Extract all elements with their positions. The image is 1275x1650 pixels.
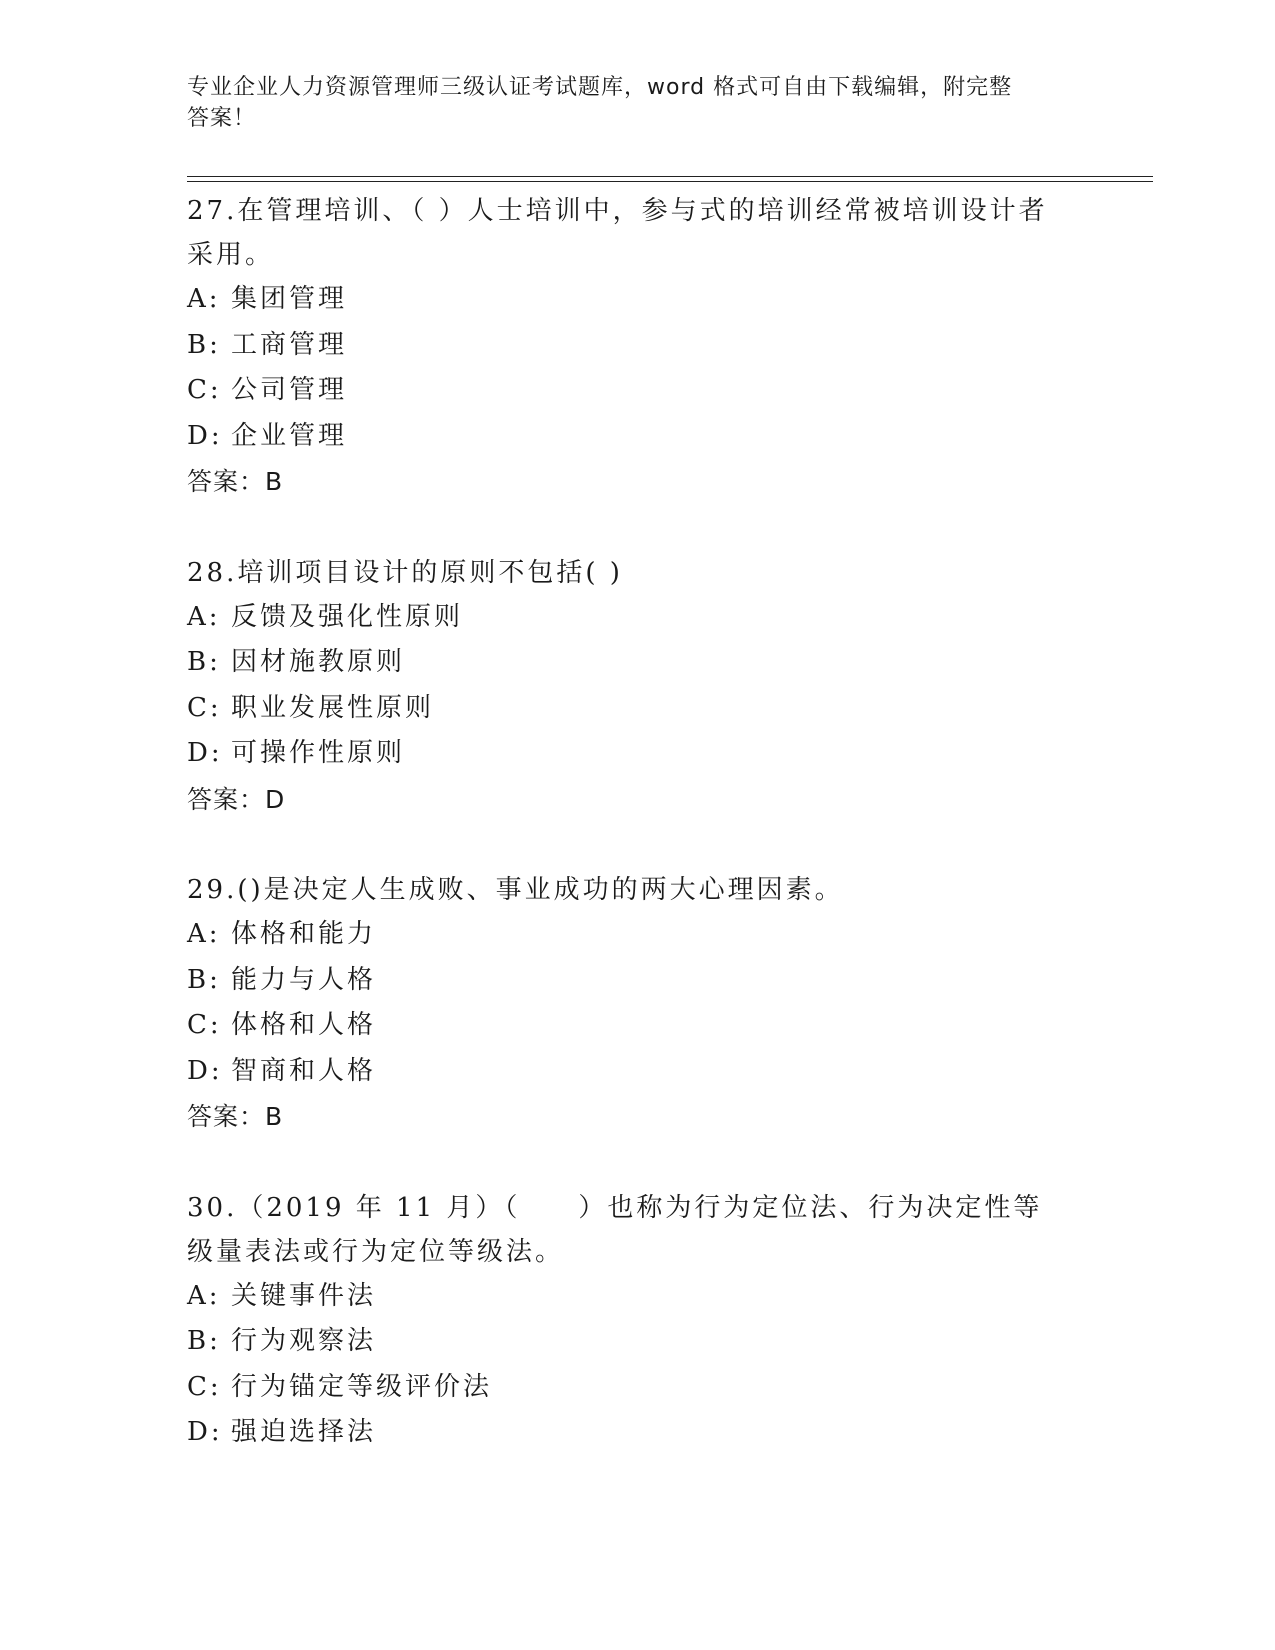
- header-divider-bottom: [187, 181, 1153, 182]
- answer-line: 答案：B: [187, 467, 284, 496]
- question-30: [187, 1186, 1087, 1456]
- option-key: C:: [187, 1010, 222, 1040]
- answer-line: 答案：D: [187, 784, 286, 814]
- option-d: [187, 1049, 1087, 1095]
- question-29: [187, 868, 1087, 1140]
- option-key: C:: [187, 692, 222, 723]
- option-text: 因材施教原则: [231, 647, 406, 677]
- option-d: [187, 1410, 1087, 1456]
- option-text: 职业发展性原则: [231, 692, 435, 723]
- option-key: A:: [187, 1280, 221, 1311]
- option-a: [187, 277, 1087, 323]
- option-key: D:: [187, 1055, 223, 1086]
- option-a: [187, 912, 1087, 958]
- header-line-2: 答案！: [187, 106, 257, 131]
- option-a: [187, 595, 1087, 641]
- option-d: [187, 414, 1087, 460]
- option-text: 企业管理: [231, 420, 348, 451]
- option-text: 反馈及强化性原则: [231, 601, 464, 632]
- header-line-1: 专业企业人力资源管理师三级认证考试题库，word 格式可自由下载编辑，附完整: [187, 75, 1013, 100]
- header-divider-top: [187, 176, 1153, 177]
- question-list: [187, 189, 1087, 1502]
- option-key: C:: [187, 1371, 222, 1402]
- document-header: [187, 72, 1067, 134]
- option-text: 体格和能力: [231, 919, 377, 949]
- option-b: [187, 958, 1087, 1004]
- option-c: [187, 686, 1087, 732]
- option-key: B:: [187, 329, 221, 360]
- option-text: 能力与人格: [231, 964, 377, 995]
- option-key: B:: [187, 964, 221, 995]
- option-b: [187, 1319, 1087, 1365]
- option-d: [187, 731, 1087, 777]
- option-key: A:: [187, 284, 221, 314]
- option-b: [187, 640, 1087, 686]
- option-key: C:: [187, 375, 222, 405]
- option-a: [187, 1274, 1087, 1320]
- option-text: 关键事件法: [231, 1280, 377, 1311]
- option-key: D:: [187, 1417, 223, 1447]
- option-key: D:: [187, 420, 223, 451]
- option-key: B:: [187, 1326, 221, 1356]
- option-key: A:: [187, 919, 221, 949]
- option-text: 智商和人格: [231, 1055, 377, 1086]
- option-text: 工商管理: [231, 329, 348, 360]
- question-text: 30.（2019 年 11 月）（ ）也称为行为定位法、行为决定性等级量表法或行为定位等级法。: [187, 1192, 1043, 1267]
- question-27: [187, 189, 1087, 505]
- option-text: 可操作性原则: [231, 738, 406, 768]
- answer-line: 答案：B: [187, 1102, 284, 1131]
- option-text: 集团管理: [231, 284, 348, 314]
- option-c: [187, 1003, 1087, 1049]
- option-key: D:: [187, 738, 223, 768]
- option-text: 公司管理: [231, 375, 348, 405]
- option-text: 体格和人格: [231, 1010, 377, 1040]
- question-text: 29.()是决定人生成败、事业成功的两大心理因素。: [187, 875, 844, 905]
- question-28: [187, 551, 1087, 823]
- question-text: 27.在管理培训、（ ）人士培训中，参与式的培训经常被培训设计者采用。: [187, 196, 1048, 270]
- question-text: 28.培训项目设计的原则不包括( ): [187, 557, 623, 588]
- option-c: [187, 368, 1087, 414]
- option-c: [187, 1365, 1087, 1411]
- option-text: 行为观察法: [231, 1326, 377, 1356]
- option-text: 行为锚定等级评价法: [231, 1371, 493, 1402]
- option-key: B:: [187, 647, 221, 677]
- option-key: A:: [187, 601, 221, 632]
- option-b: [187, 323, 1087, 369]
- option-text: 强迫选择法: [231, 1417, 377, 1447]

• YOUR TASK
Please rename every "option-text" in the material above to "choice-text", and give all the lines again with nothing else changed. Leave the pictures out of your answer.

• RESPONSE TO THIS EXERCISE
Extract all elements with their positions. The image is 1275x1650 pixels.
- header-divider-bottom: [187, 181, 1153, 182]
- answer-line: 答案：B: [187, 467, 284, 496]
- question-30: [187, 1186, 1087, 1456]
- option-key: C:: [187, 1010, 222, 1040]
- answer-line: 答案：D: [187, 784, 286, 814]
- option-d: [187, 1049, 1087, 1095]
- question-29: [187, 868, 1087, 1140]
- option-key: C:: [187, 692, 222, 723]
- choice-text: 因材施教原则: [231, 647, 406, 677]
- option-d: [187, 1410, 1087, 1456]
- choice-text: 职业发展性原则: [231, 692, 435, 723]
- option-key: A:: [187, 1280, 221, 1311]
- option-a: [187, 277, 1087, 323]
- option-key: D:: [187, 1055, 223, 1086]
- option-a: [187, 912, 1087, 958]
- header-line-2: 答案！: [187, 106, 257, 131]
- option-a: [187, 595, 1087, 641]
- option-d: [187, 414, 1087, 460]
- choice-text: 企业管理: [231, 420, 348, 451]
- choice-text: 反馈及强化性原则: [231, 601, 464, 632]
- header-line-1: 专业企业人力资源管理师三级认证考试题库，word 格式可自由下载编辑，附完整: [187, 75, 1013, 100]
- header-divider-top: [187, 176, 1153, 177]
- question-list: [187, 189, 1087, 1502]
- option-key: C:: [187, 1371, 222, 1402]
- document-header: [187, 72, 1067, 134]
- choice-text: 体格和能力: [231, 919, 377, 949]
- option-b: [187, 958, 1087, 1004]
- option-c: [187, 686, 1087, 732]
- option-key: B:: [187, 329, 221, 360]
- choice-text: 能力与人格: [231, 964, 377, 995]
- option-key: B:: [187, 964, 221, 995]
- option-b: [187, 1319, 1087, 1365]
- option-d: [187, 731, 1087, 777]
- option-key: A:: [187, 284, 221, 314]
- option-b: [187, 640, 1087, 686]
- option-key: C:: [187, 375, 222, 405]
- option-a: [187, 1274, 1087, 1320]
- choice-text: 关键事件法: [231, 1280, 377, 1311]
- option-key: D:: [187, 1417, 223, 1447]
- option-key: D:: [187, 420, 223, 451]
- option-key: B:: [187, 1326, 221, 1356]
- option-key: A:: [187, 919, 221, 949]
- choice-text: 智商和人格: [231, 1055, 377, 1086]
- choice-text: 工商管理: [231, 329, 348, 360]
- question-text: 30.（2019 年 11 月）（ ）也称为行为定位法、行为决定性等级量表法或行为定位等级法。: [187, 1192, 1043, 1267]
- question-27: [187, 189, 1087, 505]
- choice-text: 可操作性原则: [231, 738, 406, 768]
- answer-line: 答案：B: [187, 1102, 284, 1131]
- choice-text: 集团管理: [231, 284, 348, 314]
- option-c: [187, 1003, 1087, 1049]
- option-key: D:: [187, 738, 223, 768]
- choice-text: 公司管理: [231, 375, 348, 405]
- choice-text: 体格和人格: [231, 1010, 377, 1040]
- question-text: 29.()是决定人生成败、事业成功的两大心理因素。: [187, 875, 844, 905]
- question-28: [187, 551, 1087, 823]
- question-text: 27.在管理培训、（ ）人士培训中，参与式的培训经常被培训设计者采用。: [187, 196, 1048, 270]
- question-text: 28.培训项目设计的原则不包括( ): [187, 557, 623, 588]
- option-c: [187, 368, 1087, 414]
- option-c: [187, 1365, 1087, 1411]
- choice-text: 行为观察法: [231, 1326, 377, 1356]
- choice-text: 行为锚定等级评价法: [231, 1371, 493, 1402]
- option-key: B:: [187, 647, 221, 677]
- option-key: A:: [187, 601, 221, 632]
- option-b: [187, 323, 1087, 369]
- choice-text: 强迫选择法: [231, 1417, 377, 1447]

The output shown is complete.